Work to complete ▸
Pull from the data below each line where the word "marknader" occurs, and copy it.

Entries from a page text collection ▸
=== Section Start ===

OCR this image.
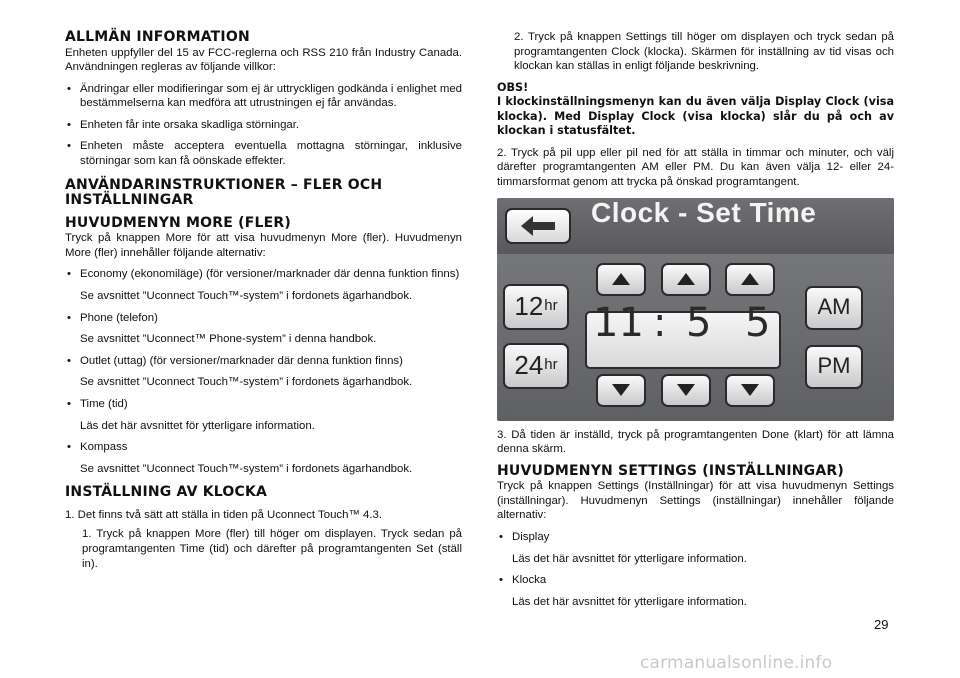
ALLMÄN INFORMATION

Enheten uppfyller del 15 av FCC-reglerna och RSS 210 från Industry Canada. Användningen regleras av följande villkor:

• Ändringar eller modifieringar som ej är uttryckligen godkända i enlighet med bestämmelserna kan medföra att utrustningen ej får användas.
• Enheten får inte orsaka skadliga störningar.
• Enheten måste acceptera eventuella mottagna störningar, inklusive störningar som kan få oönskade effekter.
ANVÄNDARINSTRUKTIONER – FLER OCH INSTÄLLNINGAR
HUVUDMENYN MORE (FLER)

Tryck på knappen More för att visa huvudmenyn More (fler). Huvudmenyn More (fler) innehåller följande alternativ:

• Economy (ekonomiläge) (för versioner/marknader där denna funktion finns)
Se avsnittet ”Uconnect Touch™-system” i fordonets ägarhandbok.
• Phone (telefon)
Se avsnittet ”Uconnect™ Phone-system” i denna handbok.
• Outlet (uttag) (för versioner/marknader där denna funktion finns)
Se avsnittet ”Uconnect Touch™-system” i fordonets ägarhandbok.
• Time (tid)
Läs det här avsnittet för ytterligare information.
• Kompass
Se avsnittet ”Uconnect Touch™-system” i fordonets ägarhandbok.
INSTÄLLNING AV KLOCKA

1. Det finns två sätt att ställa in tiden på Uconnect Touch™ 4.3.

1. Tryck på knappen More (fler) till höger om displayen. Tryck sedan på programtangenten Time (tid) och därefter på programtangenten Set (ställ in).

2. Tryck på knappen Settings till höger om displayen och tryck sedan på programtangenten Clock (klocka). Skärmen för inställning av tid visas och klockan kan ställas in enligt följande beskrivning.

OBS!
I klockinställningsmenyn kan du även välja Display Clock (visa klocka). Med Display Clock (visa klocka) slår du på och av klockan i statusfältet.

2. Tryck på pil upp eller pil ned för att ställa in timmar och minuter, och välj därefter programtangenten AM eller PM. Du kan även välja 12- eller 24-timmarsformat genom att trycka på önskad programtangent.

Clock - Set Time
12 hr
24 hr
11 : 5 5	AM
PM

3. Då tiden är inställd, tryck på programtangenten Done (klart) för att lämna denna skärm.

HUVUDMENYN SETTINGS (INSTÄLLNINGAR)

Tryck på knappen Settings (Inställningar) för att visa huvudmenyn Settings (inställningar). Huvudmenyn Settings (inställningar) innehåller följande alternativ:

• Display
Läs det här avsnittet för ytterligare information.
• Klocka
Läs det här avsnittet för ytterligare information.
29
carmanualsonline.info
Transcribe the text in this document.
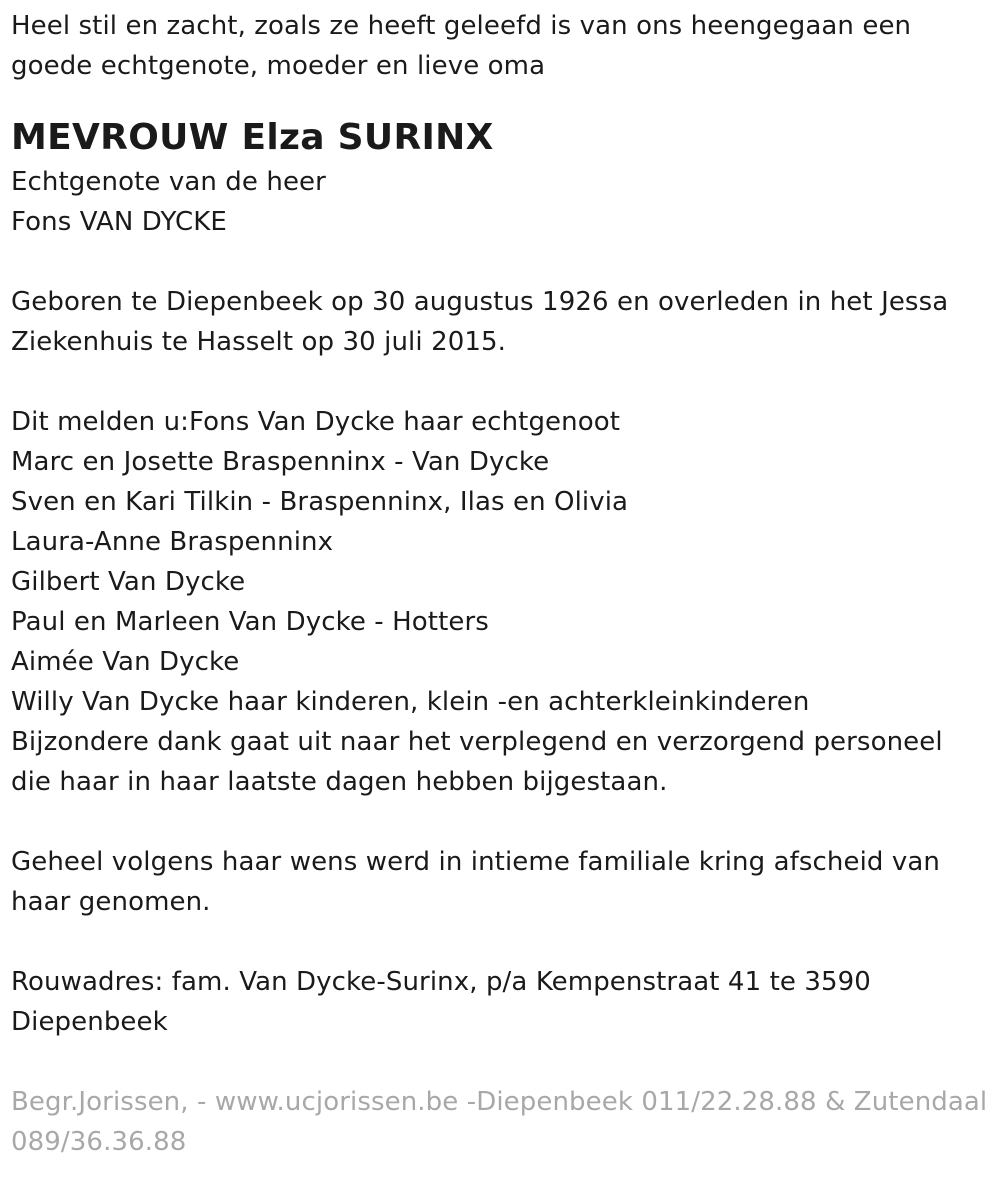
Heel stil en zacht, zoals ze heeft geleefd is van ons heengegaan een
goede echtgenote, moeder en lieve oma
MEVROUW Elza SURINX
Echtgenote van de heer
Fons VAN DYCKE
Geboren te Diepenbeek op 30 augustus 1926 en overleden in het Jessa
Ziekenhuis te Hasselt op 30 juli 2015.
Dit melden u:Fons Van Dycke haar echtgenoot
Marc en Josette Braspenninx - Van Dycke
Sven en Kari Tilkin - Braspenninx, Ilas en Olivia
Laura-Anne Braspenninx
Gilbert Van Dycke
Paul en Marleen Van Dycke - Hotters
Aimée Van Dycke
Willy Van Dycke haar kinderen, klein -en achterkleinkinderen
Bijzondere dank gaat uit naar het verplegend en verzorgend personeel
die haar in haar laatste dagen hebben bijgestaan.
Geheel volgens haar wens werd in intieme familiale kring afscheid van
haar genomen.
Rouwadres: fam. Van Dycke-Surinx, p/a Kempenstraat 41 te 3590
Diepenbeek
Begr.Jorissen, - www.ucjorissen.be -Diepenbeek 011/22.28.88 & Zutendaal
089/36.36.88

=== Section End ===

Solution to this exercise ▸
• Economy (ekonomiläge) (för versioner/marknader där denna funktion finns)
• Outlet (uttag) (för versioner/marknader där denna funktion finns)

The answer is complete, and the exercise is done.